>> BEGIN

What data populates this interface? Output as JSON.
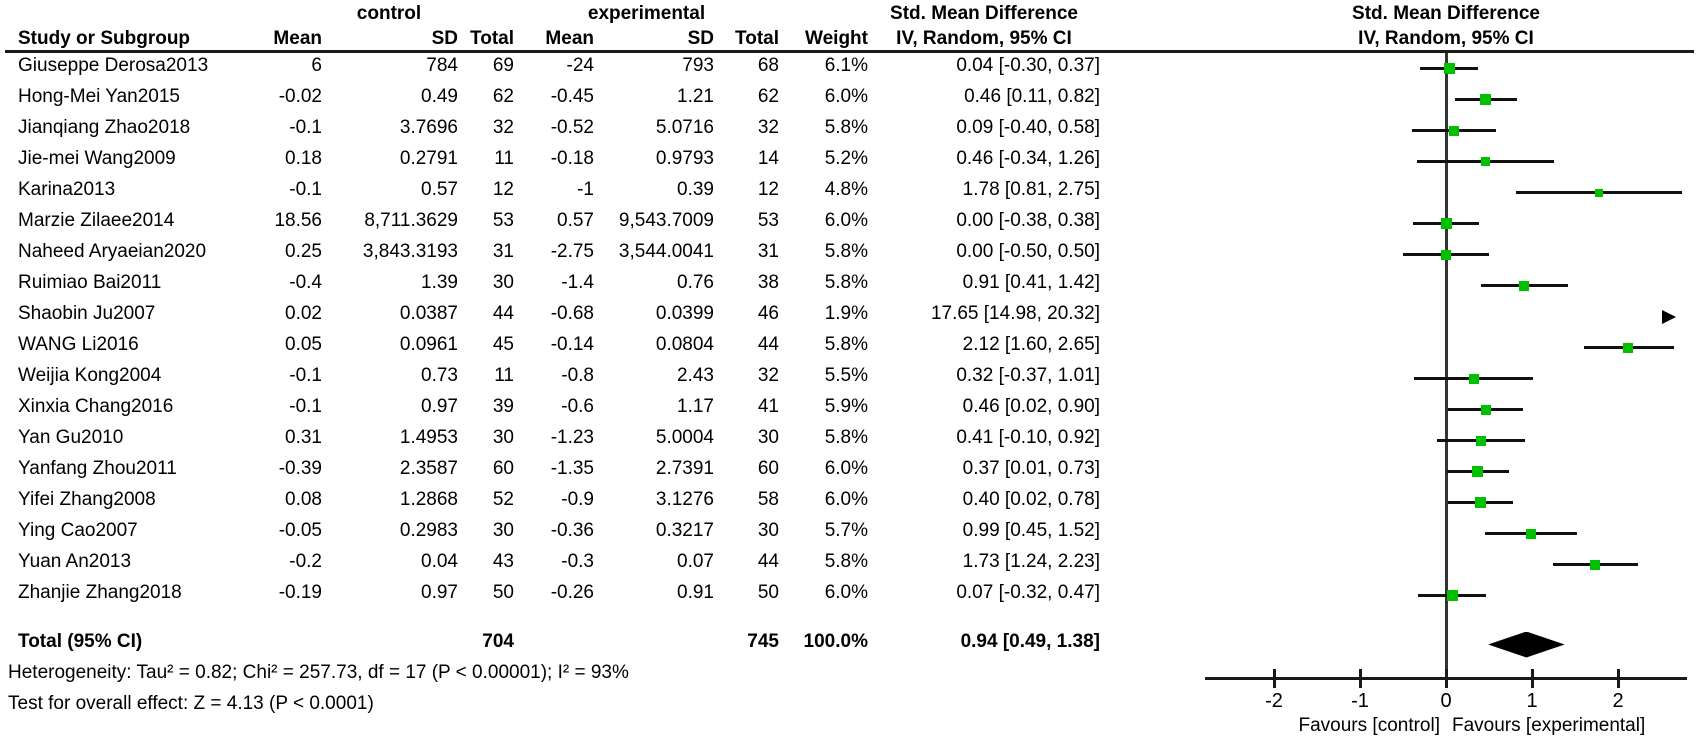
{
  "headers": {
    "group_control": "control",
    "group_experimental": "experimental",
    "group_smd_text": "Std. Mean Difference",
    "group_smd_plot": "Std. Mean Difference",
    "study": "Study or Subgroup",
    "mean": "Mean",
    "sd": "SD",
    "total": "Total",
    "weight": "Weight",
    "method_ci": "IV, Random, 95% CI",
    "method_ci_plot": "IV, Random, 95% CI"
  },
  "studies": [
    {
      "name": "Giuseppe Derosa2013",
      "c_mean": "6",
      "c_sd": "784",
      "c_total": "69",
      "e_mean": "-24",
      "e_sd": "793",
      "e_total": "68",
      "weight": "6.1%",
      "w": 6.1,
      "ci_text": "0.04 [-0.30, 0.37]",
      "est": 0.04,
      "lo": -0.3,
      "hi": 0.37
    },
    {
      "name": "Hong-Mei Yan2015",
      "c_mean": "-0.02",
      "c_sd": "0.49",
      "c_total": "62",
      "e_mean": "-0.45",
      "e_sd": "1.21",
      "e_total": "62",
      "weight": "6.0%",
      "w": 6.0,
      "ci_text": "0.46 [0.11, 0.82]",
      "est": 0.46,
      "lo": 0.11,
      "hi": 0.82
    },
    {
      "name": "Jianqiang Zhao2018",
      "c_mean": "-0.1",
      "c_sd": "3.7696",
      "c_total": "32",
      "e_mean": "-0.52",
      "e_sd": "5.0716",
      "e_total": "32",
      "weight": "5.8%",
      "w": 5.8,
      "ci_text": "0.09 [-0.40, 0.58]",
      "est": 0.09,
      "lo": -0.4,
      "hi": 0.58
    },
    {
      "name": "Jie-mei Wang2009",
      "c_mean": "0.18",
      "c_sd": "0.2791",
      "c_total": "11",
      "e_mean": "-0.18",
      "e_sd": "0.9793",
      "e_total": "14",
      "weight": "5.2%",
      "w": 5.2,
      "ci_text": "0.46 [-0.34, 1.26]",
      "est": 0.46,
      "lo": -0.34,
      "hi": 1.26
    },
    {
      "name": "Karina2013",
      "c_mean": "-0.1",
      "c_sd": "0.57",
      "c_total": "12",
      "e_mean": "-1",
      "e_sd": "0.39",
      "e_total": "12",
      "weight": "4.8%",
      "w": 4.8,
      "ci_text": "1.78 [0.81, 2.75]",
      "est": 1.78,
      "lo": 0.81,
      "hi": 2.75
    },
    {
      "name": "Marzie Zilaee2014",
      "c_mean": "18.56",
      "c_sd": "8,711.3629",
      "c_total": "53",
      "e_mean": "0.57",
      "e_sd": "9,543.7009",
      "e_total": "53",
      "weight": "6.0%",
      "w": 6.0,
      "ci_text": "0.00 [-0.38, 0.38]",
      "est": 0.0,
      "lo": -0.38,
      "hi": 0.38
    },
    {
      "name": "Naheed Aryaeian2020",
      "c_mean": "0.25",
      "c_sd": "3,843.3193",
      "c_total": "31",
      "e_mean": "-2.75",
      "e_sd": "3,544.0041",
      "e_total": "31",
      "weight": "5.8%",
      "w": 5.8,
      "ci_text": "0.00 [-0.50, 0.50]",
      "est": 0.0,
      "lo": -0.5,
      "hi": 0.5
    },
    {
      "name": "Ruimiao Bai2011",
      "c_mean": "-0.4",
      "c_sd": "1.39",
      "c_total": "30",
      "e_mean": "-1.4",
      "e_sd": "0.76",
      "e_total": "38",
      "weight": "5.8%",
      "w": 5.8,
      "ci_text": "0.91 [0.41, 1.42]",
      "est": 0.91,
      "lo": 0.41,
      "hi": 1.42
    },
    {
      "name": "Shaobin Ju2007",
      "c_mean": "0.02",
      "c_sd": "0.0387",
      "c_total": "44",
      "e_mean": "-0.68",
      "e_sd": "0.0399",
      "e_total": "46",
      "weight": "1.9%",
      "w": 1.9,
      "ci_text": "17.65 [14.98, 20.32]",
      "est": 17.65,
      "lo": 14.98,
      "hi": 20.32
    },
    {
      "name": "WANG Li2016",
      "c_mean": "0.05",
      "c_sd": "0.0961",
      "c_total": "45",
      "e_mean": "-0.14",
      "e_sd": "0.0804",
      "e_total": "44",
      "weight": "5.8%",
      "w": 5.8,
      "ci_text": "2.12 [1.60, 2.65]",
      "est": 2.12,
      "lo": 1.6,
      "hi": 2.65
    },
    {
      "name": "Weijia Kong2004",
      "c_mean": "-0.1",
      "c_sd": "0.73",
      "c_total": "11",
      "e_mean": "-0.8",
      "e_sd": "2.43",
      "e_total": "32",
      "weight": "5.5%",
      "w": 5.5,
      "ci_text": "0.32 [-0.37, 1.01]",
      "est": 0.32,
      "lo": -0.37,
      "hi": 1.01
    },
    {
      "name": "Xinxia Chang2016",
      "c_mean": "-0.1",
      "c_sd": "0.97",
      "c_total": "39",
      "e_mean": "-0.6",
      "e_sd": "1.17",
      "e_total": "41",
      "weight": "5.9%",
      "w": 5.9,
      "ci_text": "0.46 [0.02, 0.90]",
      "est": 0.46,
      "lo": 0.02,
      "hi": 0.9
    },
    {
      "name": "Yan Gu2010",
      "c_mean": "0.31",
      "c_sd": "1.4953",
      "c_total": "30",
      "e_mean": "-1.23",
      "e_sd": "5.0004",
      "e_total": "30",
      "weight": "5.8%",
      "w": 5.8,
      "ci_text": "0.41 [-0.10, 0.92]",
      "est": 0.41,
      "lo": -0.1,
      "hi": 0.92
    },
    {
      "name": "Yanfang Zhou2011",
      "c_mean": "-0.39",
      "c_sd": "2.3587",
      "c_total": "60",
      "e_mean": "-1.35",
      "e_sd": "2.7391",
      "e_total": "60",
      "weight": "6.0%",
      "w": 6.0,
      "ci_text": "0.37 [0.01, 0.73]",
      "est": 0.37,
      "lo": 0.01,
      "hi": 0.73
    },
    {
      "name": "Yifei Zhang2008",
      "c_mean": "0.08",
      "c_sd": "1.2868",
      "c_total": "52",
      "e_mean": "-0.9",
      "e_sd": "3.1276",
      "e_total": "58",
      "weight": "6.0%",
      "w": 6.0,
      "ci_text": "0.40 [0.02, 0.78]",
      "est": 0.4,
      "lo": 0.02,
      "hi": 0.78
    },
    {
      "name": "Ying Cao2007",
      "c_mean": "-0.05",
      "c_sd": "0.2983",
      "c_total": "30",
      "e_mean": "-0.36",
      "e_sd": "0.3217",
      "e_total": "30",
      "weight": "5.7%",
      "w": 5.7,
      "ci_text": "0.99 [0.45, 1.52]",
      "est": 0.99,
      "lo": 0.45,
      "hi": 1.52
    },
    {
      "name": "Yuan An2013",
      "c_mean": "-0.2",
      "c_sd": "0.04",
      "c_total": "43",
      "e_mean": "-0.3",
      "e_sd": "0.07",
      "e_total": "44",
      "weight": "5.8%",
      "w": 5.8,
      "ci_text": "1.73 [1.24, 2.23]",
      "est": 1.73,
      "lo": 1.24,
      "hi": 2.23
    },
    {
      "name": "Zhanjie Zhang2018",
      "c_mean": "-0.19",
      "c_sd": "0.97",
      "c_total": "50",
      "e_mean": "-0.26",
      "e_sd": "0.91",
      "e_total": "50",
      "weight": "6.0%",
      "w": 6.0,
      "ci_text": "0.07 [-0.32, 0.47]",
      "est": 0.07,
      "lo": -0.32,
      "hi": 0.47
    }
  ],
  "total_row": {
    "label": "Total (95% CI)",
    "c_total": "704",
    "e_total": "745",
    "weight": "100.0%",
    "ci_text": "0.94 [0.49, 1.38]",
    "est": 0.94,
    "lo": 0.49,
    "hi": 1.38
  },
  "footer": {
    "heterogeneity": "Heterogeneity: Tau² = 0.82; Chi² = 257.73, df = 17 (P < 0.00001); I² = 93%",
    "overall_effect": "Test for overall effect: Z = 4.13 (P < 0.0001)"
  },
  "axis": {
    "ticks": [
      "-2",
      "-1",
      "0",
      "1",
      "2"
    ],
    "tick_values": [
      -2,
      -1,
      0,
      1,
      2
    ],
    "min": -2.8,
    "max": 2.8,
    "favours_left": "Favours [control]",
    "favours_right": "Favours [experimental]"
  },
  "colors": {
    "marker_green": "#00c000",
    "ink": "#111111"
  },
  "chart_data": {
    "type": "scatter",
    "subtype": "forest-plot-meta-analysis",
    "title": "Std. Mean Difference, IV, Random, 95% CI",
    "categories": [
      "Giuseppe Derosa2013",
      "Hong-Mei Yan2015",
      "Jianqiang Zhao2018",
      "Jie-mei Wang2009",
      "Karina2013",
      "Marzie Zilaee2014",
      "Naheed Aryaeian2020",
      "Ruimiao Bai2011",
      "Shaobin Ju2007",
      "WANG Li2016",
      "Weijia Kong2004",
      "Xinxia Chang2016",
      "Yan Gu2010",
      "Yanfang Zhou2011",
      "Yifei Zhang2008",
      "Ying Cao2007",
      "Yuan An2013",
      "Zhanjie Zhang2018"
    ],
    "series": [
      {
        "name": "SMD",
        "values": [
          0.04,
          0.46,
          0.09,
          0.46,
          1.78,
          0.0,
          0.0,
          0.91,
          17.65,
          2.12,
          0.32,
          0.46,
          0.41,
          0.37,
          0.4,
          0.99,
          1.73,
          0.07
        ]
      },
      {
        "name": "CI_lower",
        "values": [
          -0.3,
          0.11,
          -0.4,
          -0.34,
          0.81,
          -0.38,
          -0.5,
          0.41,
          14.98,
          1.6,
          -0.37,
          0.02,
          -0.1,
          0.01,
          0.02,
          0.45,
          1.24,
          -0.32
        ]
      },
      {
        "name": "CI_upper",
        "values": [
          0.37,
          0.82,
          0.58,
          1.26,
          2.75,
          0.38,
          0.5,
          1.42,
          20.32,
          2.65,
          1.01,
          0.9,
          0.92,
          0.73,
          0.78,
          1.52,
          2.23,
          0.47
        ]
      },
      {
        "name": "Weight_pct",
        "values": [
          6.1,
          6.0,
          5.8,
          5.2,
          4.8,
          6.0,
          5.8,
          5.8,
          1.9,
          5.8,
          5.5,
          5.9,
          5.8,
          6.0,
          6.0,
          5.7,
          5.8,
          6.0
        ]
      }
    ],
    "summary": {
      "label": "Total (95% CI)",
      "smd": 0.94,
      "ci": [
        0.49,
        1.38
      ],
      "control_total": 704,
      "experimental_total": 745,
      "weight_pct": 100.0
    },
    "xlim": [
      -2.8,
      2.8
    ],
    "x_ticks": [
      -2,
      -1,
      0,
      1,
      2
    ],
    "x_annotations": [
      "Favours [control]",
      "Favours [experimental]"
    ],
    "legend_position": "none",
    "grid": false
  }
}
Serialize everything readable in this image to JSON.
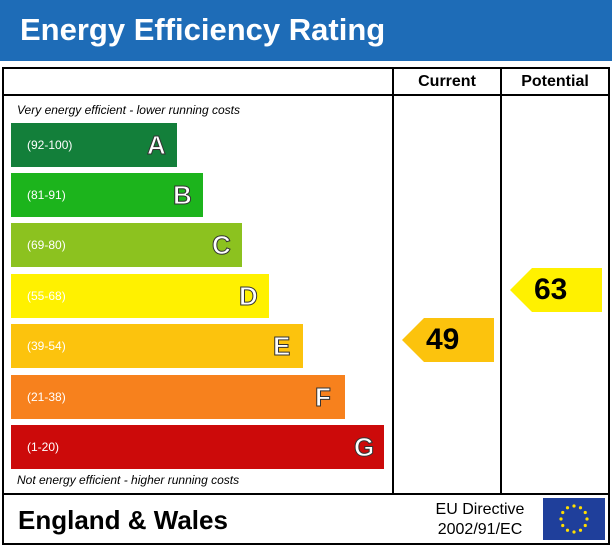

>> END

Every line of the records that includes the word "Giuseppe" should be gathered.

### REPLY
      "name": "Giuseppe Derosa2013",
      "Giuseppe Derosa2013",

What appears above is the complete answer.